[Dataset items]
■ ■ ■

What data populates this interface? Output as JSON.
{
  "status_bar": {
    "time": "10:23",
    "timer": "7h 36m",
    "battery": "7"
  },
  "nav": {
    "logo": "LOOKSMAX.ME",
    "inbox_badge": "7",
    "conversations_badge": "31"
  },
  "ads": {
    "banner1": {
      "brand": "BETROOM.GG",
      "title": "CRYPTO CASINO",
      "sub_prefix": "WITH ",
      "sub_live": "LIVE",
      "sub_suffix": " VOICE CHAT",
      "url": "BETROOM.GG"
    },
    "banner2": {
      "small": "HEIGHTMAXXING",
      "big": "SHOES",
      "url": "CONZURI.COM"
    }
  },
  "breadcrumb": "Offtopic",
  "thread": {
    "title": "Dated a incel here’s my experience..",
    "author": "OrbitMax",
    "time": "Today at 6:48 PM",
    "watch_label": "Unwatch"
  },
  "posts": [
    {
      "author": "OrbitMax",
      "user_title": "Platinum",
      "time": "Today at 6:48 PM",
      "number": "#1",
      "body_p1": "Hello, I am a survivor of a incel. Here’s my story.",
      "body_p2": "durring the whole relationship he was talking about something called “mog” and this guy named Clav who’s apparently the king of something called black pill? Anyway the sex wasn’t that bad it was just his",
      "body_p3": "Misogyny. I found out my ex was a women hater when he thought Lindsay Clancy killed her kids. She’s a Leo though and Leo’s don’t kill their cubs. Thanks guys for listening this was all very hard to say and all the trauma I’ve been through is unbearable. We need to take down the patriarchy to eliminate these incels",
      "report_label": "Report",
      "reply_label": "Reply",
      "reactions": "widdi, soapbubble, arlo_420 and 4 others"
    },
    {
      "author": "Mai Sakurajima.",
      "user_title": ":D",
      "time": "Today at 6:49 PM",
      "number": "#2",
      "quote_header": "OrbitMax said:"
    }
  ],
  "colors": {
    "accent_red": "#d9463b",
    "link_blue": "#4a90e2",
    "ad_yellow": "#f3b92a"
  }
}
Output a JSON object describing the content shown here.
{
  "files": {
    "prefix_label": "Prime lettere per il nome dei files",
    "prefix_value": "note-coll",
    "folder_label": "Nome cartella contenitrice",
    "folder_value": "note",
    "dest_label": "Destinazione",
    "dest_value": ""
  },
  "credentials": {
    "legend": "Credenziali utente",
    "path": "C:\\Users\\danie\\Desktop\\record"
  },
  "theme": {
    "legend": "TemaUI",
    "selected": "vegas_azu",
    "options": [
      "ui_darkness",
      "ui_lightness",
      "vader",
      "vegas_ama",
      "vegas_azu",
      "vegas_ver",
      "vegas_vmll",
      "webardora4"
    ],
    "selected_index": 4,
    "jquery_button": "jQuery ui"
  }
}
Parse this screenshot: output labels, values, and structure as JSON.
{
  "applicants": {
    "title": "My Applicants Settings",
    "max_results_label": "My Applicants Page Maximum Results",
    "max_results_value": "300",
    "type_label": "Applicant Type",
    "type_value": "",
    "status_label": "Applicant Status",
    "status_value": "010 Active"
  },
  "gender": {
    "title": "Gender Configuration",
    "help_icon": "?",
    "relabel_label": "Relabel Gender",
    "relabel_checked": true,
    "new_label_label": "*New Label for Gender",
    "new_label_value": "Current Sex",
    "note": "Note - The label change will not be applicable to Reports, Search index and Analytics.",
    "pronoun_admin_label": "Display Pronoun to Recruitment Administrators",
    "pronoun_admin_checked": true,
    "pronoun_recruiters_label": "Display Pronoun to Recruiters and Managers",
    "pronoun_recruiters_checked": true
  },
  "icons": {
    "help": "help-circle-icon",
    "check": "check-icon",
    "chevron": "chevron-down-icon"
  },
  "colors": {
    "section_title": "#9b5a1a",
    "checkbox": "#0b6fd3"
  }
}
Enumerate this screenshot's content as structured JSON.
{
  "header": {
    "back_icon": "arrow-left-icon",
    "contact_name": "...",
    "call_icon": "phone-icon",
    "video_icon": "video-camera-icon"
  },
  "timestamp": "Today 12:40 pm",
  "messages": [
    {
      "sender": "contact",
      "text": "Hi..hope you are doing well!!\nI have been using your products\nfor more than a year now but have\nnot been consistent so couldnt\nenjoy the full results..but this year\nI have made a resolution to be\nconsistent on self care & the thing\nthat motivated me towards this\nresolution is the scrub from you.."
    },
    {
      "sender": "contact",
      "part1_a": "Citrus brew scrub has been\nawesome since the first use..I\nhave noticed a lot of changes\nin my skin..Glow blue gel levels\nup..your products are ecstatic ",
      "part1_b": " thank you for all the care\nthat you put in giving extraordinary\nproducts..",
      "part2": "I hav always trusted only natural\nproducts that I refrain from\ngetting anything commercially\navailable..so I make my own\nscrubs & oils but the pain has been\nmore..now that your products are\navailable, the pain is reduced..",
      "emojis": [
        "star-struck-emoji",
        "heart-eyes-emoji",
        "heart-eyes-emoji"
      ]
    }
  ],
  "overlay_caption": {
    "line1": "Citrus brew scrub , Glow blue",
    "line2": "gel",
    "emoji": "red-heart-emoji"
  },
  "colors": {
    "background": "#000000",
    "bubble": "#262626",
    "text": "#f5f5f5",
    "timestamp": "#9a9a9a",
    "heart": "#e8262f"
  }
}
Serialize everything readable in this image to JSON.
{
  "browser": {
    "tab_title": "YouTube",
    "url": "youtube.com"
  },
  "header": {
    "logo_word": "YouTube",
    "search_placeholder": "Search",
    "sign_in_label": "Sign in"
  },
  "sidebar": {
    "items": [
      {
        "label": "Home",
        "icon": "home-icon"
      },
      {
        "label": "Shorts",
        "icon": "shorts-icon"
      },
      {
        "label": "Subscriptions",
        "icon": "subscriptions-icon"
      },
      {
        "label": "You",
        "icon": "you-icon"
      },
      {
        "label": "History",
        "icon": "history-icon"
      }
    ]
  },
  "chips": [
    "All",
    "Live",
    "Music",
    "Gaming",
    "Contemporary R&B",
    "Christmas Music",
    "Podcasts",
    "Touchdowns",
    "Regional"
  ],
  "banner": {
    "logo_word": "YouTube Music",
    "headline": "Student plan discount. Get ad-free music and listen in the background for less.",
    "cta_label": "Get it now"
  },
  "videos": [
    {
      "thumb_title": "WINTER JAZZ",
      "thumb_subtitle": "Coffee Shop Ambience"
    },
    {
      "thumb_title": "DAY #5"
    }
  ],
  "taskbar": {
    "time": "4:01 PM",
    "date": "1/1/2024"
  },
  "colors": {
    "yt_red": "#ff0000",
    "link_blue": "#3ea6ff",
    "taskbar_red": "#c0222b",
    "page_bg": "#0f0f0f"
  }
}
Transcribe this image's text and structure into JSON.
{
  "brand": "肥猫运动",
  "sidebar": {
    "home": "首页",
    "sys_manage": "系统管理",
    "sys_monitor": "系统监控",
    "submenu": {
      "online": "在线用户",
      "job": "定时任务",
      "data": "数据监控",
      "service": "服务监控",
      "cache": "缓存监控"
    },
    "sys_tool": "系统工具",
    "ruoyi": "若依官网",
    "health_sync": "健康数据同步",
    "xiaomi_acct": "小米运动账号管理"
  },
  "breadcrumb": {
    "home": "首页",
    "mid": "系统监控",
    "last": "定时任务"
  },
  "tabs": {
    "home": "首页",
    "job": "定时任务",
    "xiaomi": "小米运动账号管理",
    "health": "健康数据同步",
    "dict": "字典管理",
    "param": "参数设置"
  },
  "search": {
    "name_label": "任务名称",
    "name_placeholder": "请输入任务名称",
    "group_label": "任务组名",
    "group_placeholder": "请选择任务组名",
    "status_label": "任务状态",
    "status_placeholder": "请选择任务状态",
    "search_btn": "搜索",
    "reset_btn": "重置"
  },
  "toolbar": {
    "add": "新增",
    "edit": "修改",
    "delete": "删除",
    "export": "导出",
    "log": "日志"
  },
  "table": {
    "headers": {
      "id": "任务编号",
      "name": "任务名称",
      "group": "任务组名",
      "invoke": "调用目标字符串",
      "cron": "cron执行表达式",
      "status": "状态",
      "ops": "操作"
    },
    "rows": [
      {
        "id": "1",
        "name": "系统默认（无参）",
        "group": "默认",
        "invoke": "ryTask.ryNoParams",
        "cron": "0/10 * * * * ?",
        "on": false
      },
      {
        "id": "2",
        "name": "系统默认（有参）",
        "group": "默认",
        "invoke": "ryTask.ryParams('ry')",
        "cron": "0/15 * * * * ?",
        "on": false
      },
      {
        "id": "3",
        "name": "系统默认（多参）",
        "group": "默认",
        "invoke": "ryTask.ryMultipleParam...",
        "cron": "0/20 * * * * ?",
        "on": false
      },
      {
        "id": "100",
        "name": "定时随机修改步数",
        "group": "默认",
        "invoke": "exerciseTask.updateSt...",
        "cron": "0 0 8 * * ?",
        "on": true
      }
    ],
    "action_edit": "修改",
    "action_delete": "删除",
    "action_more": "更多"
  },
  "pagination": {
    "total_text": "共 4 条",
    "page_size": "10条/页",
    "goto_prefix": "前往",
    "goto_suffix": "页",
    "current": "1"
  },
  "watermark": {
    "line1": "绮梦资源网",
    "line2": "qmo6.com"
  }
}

■ ■ ■

Exercise goal: For the data above, state how many lines contain "files"; the number is the whole answer.

Output below: 2